Write out each line of the material again, word for word.
▼
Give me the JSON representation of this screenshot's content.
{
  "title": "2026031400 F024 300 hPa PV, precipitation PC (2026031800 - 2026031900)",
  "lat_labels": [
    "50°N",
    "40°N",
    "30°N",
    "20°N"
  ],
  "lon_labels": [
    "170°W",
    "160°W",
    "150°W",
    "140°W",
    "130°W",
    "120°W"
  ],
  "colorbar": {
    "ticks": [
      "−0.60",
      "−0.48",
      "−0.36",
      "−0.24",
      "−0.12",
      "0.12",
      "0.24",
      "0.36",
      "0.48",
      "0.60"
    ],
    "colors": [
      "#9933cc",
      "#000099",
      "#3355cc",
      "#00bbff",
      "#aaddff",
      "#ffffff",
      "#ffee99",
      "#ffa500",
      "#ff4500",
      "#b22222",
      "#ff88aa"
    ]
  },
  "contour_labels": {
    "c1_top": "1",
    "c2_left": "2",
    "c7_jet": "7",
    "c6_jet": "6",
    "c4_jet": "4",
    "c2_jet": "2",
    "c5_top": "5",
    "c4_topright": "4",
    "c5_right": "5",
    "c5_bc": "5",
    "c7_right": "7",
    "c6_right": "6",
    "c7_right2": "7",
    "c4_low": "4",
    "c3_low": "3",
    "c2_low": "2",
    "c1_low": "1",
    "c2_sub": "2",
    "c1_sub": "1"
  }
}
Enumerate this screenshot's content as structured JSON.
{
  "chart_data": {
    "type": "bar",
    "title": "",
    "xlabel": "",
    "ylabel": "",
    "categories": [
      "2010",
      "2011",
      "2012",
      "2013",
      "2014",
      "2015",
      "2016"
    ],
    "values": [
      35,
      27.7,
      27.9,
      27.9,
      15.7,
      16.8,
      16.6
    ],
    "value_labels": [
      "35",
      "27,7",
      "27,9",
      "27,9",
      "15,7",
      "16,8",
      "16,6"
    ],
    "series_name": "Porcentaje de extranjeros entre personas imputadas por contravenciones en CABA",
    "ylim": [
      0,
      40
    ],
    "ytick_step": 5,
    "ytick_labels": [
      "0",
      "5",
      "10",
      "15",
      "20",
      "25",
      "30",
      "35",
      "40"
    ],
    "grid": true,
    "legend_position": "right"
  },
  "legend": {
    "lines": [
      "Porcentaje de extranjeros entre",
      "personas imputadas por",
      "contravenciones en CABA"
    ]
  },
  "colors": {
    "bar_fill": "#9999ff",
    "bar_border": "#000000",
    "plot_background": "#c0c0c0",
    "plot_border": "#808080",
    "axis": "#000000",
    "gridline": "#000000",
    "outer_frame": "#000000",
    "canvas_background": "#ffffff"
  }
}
▲
▶ _WRITTEN SOLUTION_
Give me the JSON representation of this screenshot's content.
{
  "title": "2026031400 F024 300 hPa PV, precipitation PC (2026031800 - 2026031900)",
  "lat_labels": [
    "50°N",
    "40°N",
    "30°N",
    "20°N"
  ],
  "lon_labels": [
    "170°W",
    "160°W",
    "150°W",
    "140°W",
    "130°W",
    "120°W"
  ],
  "colorbar": {
    "ticks": [
      "−0.60",
      "−0.48",
      "−0.36",
      "−0.24",
      "−0.12",
      "0.12",
      "0.24",
      "0.36",
      "0.48",
      "0.60"
    ],
    "colors": [
      "#9933cc",
      "#000099",
      "#3355cc",
      "#00bbff",
      "#aaddff",
      "#ffffff",
      "#ffee99",
      "#ffa500",
      "#ff4500",
      "#b22222",
      "#ff88aa"
    ]
  },
  "contour_labels": {
    "c1_top": "1",
    "c2_left": "2",
    "c7_jet": "7",
    "c6_jet": "6",
    "c4_jet": "4",
    "c2_jet": "2",
    "c5_top": "5",
    "c4_topright": "4",
    "c5_right": "5",
    "c5_bc": "5",
    "c7_right": "7",
    "c6_right": "6",
    "c7_right2": "7",
    "c4_low": "4",
    "c3_low": "3",
    "c2_low": "2",
    "c1_low": "1",
    "c2_sub": "2",
    "c1_sub": "1"
  }
}
Enumerate this screenshot's content as structured JSON.
{
  "chart_data": {
    "type": "bar",
    "title": "",
    "xlabel": "",
    "ylabel": "",
    "categories": [
      "2010",
      "2011",
      "2012",
      "2013",
      "2014",
      "2015",
      "2016"
    ],
    "values": [
      35,
      27.7,
      27.9,
      27.9,
      15.7,
      16.8,
      16.6
    ],
    "value_labels": [
      "35",
      "27,7",
      "27,9",
      "27,9",
      "15,7",
      "16,8",
      "16,6"
    ],
    "series_name": "Porcentaje de extranjeros entre personas imputadas por contravenciones en CABA",
    "ylim": [
      0,
      40
    ],
    "ytick_step": 5,
    "ytick_labels": [
      "0",
      "5",
      "10",
      "15",
      "20",
      "25",
      "30",
      "35",
      "40"
    ],
    "grid": true,
    "legend_position": "right"
  },
  "legend": {
    "lines": [
      "Porcentaje de extranjeros entre",
      "personas imputadas por",
      "contravenciones en CABA"
    ]
  },
  "colors": {
    "bar_fill": "#9999ff",
    "bar_border": "#000000",
    "plot_background": "#c0c0c0",
    "plot_border": "#808080",
    "axis": "#000000",
    "gridline": "#000000",
    "outer_frame": "#000000",
    "canvas_background": "#ffffff"
  }
}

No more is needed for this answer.